WRITTEN TASK – Write out all lines holding the word "title".

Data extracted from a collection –

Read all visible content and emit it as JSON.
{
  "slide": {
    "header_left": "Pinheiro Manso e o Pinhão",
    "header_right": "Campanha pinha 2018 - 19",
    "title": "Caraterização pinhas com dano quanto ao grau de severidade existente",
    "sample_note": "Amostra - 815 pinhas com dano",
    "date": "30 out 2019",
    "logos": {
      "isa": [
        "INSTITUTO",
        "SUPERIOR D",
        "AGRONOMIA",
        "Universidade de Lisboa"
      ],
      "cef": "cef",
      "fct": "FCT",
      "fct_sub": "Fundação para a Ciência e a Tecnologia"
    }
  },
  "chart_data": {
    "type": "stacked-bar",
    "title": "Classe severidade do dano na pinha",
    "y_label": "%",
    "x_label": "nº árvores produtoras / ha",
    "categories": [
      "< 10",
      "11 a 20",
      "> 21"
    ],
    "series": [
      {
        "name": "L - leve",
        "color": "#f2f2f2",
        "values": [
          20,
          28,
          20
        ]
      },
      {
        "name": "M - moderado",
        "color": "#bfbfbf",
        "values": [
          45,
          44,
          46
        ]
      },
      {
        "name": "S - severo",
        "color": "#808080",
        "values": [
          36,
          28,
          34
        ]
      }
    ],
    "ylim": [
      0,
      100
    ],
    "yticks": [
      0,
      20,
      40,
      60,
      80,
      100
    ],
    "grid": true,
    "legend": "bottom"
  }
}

RESULT –
    "title": "Caraterização pinhas com dano quanto ao grau de severidade existente",
    "title": "Classe severidade do dano na pinha",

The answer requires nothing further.